[Records from a collection]

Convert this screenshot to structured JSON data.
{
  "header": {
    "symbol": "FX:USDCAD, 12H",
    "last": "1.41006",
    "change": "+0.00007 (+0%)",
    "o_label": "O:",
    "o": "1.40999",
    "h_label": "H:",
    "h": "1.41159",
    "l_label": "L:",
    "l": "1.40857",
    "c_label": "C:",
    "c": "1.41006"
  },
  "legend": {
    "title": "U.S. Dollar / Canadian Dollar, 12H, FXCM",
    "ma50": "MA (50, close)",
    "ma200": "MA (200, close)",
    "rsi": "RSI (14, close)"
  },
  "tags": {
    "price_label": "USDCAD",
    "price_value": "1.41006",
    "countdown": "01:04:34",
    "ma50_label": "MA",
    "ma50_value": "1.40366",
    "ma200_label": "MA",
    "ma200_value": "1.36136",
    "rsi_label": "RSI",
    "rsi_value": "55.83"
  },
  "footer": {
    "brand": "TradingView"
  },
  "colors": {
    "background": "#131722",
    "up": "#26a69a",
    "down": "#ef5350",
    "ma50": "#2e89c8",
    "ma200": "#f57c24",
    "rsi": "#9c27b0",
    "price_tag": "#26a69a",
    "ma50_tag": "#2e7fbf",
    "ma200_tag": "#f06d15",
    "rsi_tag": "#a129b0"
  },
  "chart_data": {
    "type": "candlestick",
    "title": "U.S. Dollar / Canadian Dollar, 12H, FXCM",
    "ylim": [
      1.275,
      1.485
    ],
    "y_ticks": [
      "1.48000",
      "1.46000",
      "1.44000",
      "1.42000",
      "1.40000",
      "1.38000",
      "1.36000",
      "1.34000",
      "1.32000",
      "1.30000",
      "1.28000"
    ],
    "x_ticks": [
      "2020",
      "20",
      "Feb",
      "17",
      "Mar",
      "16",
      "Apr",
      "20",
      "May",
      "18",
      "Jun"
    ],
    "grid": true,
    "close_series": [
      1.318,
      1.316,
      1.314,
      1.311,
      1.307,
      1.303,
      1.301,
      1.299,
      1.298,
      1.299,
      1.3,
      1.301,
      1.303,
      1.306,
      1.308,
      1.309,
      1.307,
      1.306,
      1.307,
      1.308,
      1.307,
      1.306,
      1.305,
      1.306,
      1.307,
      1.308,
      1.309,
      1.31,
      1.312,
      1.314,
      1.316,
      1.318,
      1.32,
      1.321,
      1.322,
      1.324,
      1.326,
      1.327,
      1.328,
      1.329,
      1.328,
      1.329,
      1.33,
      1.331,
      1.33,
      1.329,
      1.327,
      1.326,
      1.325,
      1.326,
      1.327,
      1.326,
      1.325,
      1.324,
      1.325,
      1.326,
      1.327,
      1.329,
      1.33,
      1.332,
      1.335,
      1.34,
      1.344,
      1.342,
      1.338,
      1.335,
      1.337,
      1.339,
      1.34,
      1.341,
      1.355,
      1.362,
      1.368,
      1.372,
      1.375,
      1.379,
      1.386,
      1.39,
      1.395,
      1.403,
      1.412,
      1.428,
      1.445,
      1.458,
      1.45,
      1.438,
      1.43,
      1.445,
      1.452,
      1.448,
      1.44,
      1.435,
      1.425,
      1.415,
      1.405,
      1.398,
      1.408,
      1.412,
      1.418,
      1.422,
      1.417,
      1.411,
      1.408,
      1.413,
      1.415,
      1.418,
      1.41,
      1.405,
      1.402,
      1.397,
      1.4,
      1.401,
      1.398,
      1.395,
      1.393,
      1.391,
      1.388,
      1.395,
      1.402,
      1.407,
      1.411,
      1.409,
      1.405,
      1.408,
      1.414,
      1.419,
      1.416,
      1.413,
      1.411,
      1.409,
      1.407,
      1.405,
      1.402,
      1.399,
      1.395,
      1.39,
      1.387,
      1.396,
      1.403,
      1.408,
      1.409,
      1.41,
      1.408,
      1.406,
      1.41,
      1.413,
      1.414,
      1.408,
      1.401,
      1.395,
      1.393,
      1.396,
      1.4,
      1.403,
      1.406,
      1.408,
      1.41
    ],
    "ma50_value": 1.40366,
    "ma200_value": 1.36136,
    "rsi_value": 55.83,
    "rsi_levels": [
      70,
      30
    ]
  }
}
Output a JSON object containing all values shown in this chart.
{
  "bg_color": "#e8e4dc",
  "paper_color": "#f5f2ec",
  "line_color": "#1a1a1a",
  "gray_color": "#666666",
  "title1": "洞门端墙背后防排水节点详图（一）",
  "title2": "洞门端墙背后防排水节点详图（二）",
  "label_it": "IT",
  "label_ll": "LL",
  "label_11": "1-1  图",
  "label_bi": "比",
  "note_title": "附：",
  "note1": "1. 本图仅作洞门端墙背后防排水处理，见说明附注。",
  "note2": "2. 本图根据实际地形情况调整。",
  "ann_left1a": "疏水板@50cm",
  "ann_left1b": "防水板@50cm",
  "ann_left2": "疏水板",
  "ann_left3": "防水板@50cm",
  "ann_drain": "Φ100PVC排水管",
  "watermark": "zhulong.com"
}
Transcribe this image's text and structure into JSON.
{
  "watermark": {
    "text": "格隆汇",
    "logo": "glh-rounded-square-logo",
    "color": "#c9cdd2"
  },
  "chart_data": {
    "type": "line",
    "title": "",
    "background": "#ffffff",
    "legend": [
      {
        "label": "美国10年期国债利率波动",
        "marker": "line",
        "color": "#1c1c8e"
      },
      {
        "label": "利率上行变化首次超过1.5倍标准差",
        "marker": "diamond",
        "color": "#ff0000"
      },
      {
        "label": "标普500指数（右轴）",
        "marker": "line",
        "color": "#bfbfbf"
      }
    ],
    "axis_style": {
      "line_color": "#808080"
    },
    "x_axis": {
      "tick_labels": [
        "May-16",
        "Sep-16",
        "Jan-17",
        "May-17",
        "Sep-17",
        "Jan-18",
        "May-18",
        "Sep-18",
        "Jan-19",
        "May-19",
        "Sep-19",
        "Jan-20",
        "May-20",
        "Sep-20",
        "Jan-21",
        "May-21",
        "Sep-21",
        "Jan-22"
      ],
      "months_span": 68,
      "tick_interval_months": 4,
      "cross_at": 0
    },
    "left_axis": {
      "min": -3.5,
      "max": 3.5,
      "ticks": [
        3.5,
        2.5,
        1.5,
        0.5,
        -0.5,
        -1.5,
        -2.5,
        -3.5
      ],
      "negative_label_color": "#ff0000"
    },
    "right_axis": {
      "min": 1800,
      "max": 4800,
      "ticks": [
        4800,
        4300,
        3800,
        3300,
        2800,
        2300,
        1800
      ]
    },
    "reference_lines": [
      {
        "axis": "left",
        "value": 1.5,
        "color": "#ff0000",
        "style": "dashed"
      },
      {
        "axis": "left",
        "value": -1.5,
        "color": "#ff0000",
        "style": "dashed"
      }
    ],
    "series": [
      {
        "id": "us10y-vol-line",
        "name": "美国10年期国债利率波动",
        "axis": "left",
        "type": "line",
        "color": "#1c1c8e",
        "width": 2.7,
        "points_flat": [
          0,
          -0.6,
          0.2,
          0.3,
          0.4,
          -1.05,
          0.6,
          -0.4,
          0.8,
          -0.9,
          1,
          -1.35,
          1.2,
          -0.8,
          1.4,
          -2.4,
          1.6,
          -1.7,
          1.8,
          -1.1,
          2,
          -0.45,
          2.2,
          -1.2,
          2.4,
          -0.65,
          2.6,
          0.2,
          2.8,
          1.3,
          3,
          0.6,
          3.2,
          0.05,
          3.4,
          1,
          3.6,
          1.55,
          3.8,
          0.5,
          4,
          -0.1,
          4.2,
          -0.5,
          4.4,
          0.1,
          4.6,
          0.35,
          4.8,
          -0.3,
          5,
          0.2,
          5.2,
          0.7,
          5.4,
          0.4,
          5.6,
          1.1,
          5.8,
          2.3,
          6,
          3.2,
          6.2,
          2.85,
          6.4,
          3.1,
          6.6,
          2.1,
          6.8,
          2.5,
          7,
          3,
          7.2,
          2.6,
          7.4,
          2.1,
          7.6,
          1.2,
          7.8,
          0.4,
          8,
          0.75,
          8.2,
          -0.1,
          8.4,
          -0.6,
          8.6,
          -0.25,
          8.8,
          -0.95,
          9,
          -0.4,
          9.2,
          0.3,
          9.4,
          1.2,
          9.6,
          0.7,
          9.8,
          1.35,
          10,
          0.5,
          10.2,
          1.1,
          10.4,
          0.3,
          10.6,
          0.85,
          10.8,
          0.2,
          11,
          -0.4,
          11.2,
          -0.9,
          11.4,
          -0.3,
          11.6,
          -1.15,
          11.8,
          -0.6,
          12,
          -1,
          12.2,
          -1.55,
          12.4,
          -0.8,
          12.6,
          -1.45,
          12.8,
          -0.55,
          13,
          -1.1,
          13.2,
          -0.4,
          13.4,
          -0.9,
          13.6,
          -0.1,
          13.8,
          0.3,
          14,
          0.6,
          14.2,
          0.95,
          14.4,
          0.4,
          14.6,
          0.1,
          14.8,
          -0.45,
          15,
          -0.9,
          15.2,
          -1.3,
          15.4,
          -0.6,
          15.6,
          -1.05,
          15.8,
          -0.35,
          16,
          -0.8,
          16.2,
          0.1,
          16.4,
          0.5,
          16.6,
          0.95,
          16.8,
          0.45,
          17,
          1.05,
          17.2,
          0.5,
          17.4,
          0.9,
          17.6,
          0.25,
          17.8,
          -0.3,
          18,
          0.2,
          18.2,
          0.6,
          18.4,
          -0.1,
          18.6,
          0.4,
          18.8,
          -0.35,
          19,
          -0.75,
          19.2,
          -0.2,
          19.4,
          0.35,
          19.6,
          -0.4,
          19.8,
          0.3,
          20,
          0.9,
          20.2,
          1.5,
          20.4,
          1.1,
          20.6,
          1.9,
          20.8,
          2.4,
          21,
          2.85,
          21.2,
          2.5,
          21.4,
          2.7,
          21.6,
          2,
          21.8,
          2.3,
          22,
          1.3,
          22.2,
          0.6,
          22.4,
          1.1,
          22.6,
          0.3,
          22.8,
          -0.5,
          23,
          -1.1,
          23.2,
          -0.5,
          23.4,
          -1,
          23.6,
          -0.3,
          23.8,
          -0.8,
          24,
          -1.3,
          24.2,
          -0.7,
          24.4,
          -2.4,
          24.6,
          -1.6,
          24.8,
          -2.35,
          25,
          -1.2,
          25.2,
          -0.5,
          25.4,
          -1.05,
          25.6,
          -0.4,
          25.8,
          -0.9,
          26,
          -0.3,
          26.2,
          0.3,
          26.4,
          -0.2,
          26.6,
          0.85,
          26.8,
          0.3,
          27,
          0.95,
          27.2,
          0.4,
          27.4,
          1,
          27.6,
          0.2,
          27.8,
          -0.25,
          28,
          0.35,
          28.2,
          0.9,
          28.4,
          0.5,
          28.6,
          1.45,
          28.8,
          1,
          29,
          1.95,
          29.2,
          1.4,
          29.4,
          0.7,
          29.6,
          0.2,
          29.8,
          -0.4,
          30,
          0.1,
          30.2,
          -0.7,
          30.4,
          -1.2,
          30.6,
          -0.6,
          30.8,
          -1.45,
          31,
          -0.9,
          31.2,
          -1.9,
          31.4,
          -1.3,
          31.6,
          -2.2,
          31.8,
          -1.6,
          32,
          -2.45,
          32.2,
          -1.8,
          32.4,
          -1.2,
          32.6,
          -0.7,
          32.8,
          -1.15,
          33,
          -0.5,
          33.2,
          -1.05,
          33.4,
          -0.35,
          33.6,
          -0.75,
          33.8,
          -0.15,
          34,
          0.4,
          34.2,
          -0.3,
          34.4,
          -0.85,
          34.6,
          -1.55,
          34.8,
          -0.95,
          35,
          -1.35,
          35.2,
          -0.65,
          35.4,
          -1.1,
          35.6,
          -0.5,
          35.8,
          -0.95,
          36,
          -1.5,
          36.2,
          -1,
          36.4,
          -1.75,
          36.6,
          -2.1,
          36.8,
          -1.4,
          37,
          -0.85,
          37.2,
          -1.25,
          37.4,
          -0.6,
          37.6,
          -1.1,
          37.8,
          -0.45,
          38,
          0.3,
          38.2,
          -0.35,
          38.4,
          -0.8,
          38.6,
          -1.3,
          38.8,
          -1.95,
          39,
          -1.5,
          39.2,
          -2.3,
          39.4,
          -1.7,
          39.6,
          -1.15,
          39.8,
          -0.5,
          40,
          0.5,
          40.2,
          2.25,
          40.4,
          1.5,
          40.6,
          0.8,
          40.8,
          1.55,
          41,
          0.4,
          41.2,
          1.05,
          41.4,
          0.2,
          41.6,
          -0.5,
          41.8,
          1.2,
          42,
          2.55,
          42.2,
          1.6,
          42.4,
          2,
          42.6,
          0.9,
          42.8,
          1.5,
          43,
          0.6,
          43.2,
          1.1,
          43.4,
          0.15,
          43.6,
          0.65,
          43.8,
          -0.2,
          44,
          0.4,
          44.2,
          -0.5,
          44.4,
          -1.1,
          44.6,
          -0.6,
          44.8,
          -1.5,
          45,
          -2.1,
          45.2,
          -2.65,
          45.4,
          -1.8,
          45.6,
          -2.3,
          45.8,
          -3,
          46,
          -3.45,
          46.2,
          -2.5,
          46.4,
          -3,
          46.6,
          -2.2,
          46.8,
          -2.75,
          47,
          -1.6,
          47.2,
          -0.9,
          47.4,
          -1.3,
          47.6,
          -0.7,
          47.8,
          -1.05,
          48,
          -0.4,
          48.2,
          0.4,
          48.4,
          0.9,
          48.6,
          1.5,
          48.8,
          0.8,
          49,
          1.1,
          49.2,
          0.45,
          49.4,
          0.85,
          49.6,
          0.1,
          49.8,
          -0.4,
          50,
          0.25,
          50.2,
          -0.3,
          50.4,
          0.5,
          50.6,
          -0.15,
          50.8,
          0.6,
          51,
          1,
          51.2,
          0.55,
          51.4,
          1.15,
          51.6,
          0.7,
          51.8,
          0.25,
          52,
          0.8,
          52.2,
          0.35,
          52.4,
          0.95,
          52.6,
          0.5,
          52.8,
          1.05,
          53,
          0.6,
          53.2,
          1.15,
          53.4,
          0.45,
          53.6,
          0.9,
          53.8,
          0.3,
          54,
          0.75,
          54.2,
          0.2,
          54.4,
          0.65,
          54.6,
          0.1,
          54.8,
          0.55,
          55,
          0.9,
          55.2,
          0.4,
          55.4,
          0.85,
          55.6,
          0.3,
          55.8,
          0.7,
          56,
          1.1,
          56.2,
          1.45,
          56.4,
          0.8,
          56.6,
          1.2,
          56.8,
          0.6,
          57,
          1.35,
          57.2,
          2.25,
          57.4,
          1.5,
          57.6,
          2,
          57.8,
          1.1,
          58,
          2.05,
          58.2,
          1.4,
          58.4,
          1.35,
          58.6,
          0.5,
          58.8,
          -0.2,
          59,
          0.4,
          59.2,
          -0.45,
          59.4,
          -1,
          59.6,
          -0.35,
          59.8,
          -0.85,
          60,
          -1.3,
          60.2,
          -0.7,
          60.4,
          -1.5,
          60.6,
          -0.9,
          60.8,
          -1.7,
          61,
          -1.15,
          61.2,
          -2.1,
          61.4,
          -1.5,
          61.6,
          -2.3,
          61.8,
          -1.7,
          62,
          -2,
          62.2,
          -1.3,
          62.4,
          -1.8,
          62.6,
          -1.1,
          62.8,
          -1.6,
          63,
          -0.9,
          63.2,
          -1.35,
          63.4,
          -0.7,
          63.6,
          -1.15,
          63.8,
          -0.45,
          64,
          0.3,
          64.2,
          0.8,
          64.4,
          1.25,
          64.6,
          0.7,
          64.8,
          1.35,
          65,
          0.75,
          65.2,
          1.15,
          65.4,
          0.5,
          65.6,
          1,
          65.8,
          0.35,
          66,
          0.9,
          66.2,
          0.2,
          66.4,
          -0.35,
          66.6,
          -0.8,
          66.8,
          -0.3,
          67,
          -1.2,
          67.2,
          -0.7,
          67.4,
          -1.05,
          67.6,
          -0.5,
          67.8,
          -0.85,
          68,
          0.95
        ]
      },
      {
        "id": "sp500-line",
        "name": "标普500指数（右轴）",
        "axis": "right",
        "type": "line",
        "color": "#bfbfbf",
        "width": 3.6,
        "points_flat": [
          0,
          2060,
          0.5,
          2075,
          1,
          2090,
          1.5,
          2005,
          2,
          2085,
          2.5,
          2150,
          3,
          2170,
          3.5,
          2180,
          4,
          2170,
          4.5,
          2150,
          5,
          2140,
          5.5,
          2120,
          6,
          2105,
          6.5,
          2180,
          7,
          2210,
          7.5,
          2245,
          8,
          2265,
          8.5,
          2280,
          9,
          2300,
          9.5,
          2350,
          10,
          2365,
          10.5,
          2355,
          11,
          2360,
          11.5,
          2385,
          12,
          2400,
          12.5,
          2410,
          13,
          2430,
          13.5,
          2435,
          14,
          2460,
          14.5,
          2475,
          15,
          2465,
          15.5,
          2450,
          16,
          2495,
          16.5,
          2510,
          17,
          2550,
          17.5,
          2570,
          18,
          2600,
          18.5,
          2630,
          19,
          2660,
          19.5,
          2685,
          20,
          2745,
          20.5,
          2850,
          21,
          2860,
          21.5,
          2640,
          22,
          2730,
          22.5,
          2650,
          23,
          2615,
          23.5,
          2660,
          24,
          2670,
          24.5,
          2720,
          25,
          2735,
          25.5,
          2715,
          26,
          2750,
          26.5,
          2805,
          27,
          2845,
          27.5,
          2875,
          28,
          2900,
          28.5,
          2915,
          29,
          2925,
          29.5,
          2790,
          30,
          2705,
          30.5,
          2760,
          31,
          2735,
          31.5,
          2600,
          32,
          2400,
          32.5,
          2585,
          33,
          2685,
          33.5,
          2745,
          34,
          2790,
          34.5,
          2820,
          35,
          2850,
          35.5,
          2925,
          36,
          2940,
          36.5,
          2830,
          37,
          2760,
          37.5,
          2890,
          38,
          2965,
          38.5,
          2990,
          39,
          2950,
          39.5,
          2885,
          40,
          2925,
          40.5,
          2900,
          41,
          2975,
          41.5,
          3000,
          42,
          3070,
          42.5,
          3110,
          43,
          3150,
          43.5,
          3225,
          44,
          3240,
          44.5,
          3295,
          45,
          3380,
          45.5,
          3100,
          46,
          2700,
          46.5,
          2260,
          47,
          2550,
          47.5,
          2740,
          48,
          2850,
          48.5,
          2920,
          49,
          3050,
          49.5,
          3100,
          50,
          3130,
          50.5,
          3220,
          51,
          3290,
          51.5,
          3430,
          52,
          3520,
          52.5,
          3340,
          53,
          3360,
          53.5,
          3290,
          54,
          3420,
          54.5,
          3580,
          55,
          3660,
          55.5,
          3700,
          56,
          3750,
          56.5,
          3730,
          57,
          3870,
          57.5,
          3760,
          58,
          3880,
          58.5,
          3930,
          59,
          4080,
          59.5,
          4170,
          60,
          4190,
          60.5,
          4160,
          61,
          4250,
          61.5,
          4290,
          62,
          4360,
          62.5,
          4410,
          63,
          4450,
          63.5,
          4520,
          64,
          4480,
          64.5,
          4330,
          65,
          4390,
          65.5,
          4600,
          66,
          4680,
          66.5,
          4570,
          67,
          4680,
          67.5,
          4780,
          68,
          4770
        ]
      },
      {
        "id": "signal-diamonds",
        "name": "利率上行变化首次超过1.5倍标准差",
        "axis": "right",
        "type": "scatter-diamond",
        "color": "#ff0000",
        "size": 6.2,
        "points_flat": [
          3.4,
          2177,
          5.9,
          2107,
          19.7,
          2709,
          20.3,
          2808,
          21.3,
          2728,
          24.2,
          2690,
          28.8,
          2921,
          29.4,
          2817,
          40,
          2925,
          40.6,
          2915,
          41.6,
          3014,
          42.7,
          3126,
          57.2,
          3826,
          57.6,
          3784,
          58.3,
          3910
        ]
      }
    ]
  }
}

▶ What to produce:
Gather all lines where the word "type" appears.

▶ Response to the task:
    "type": "candlestick",
    "type": "line",
        "type": "line",
        "type": "line",
        "type": "scatter-diamond",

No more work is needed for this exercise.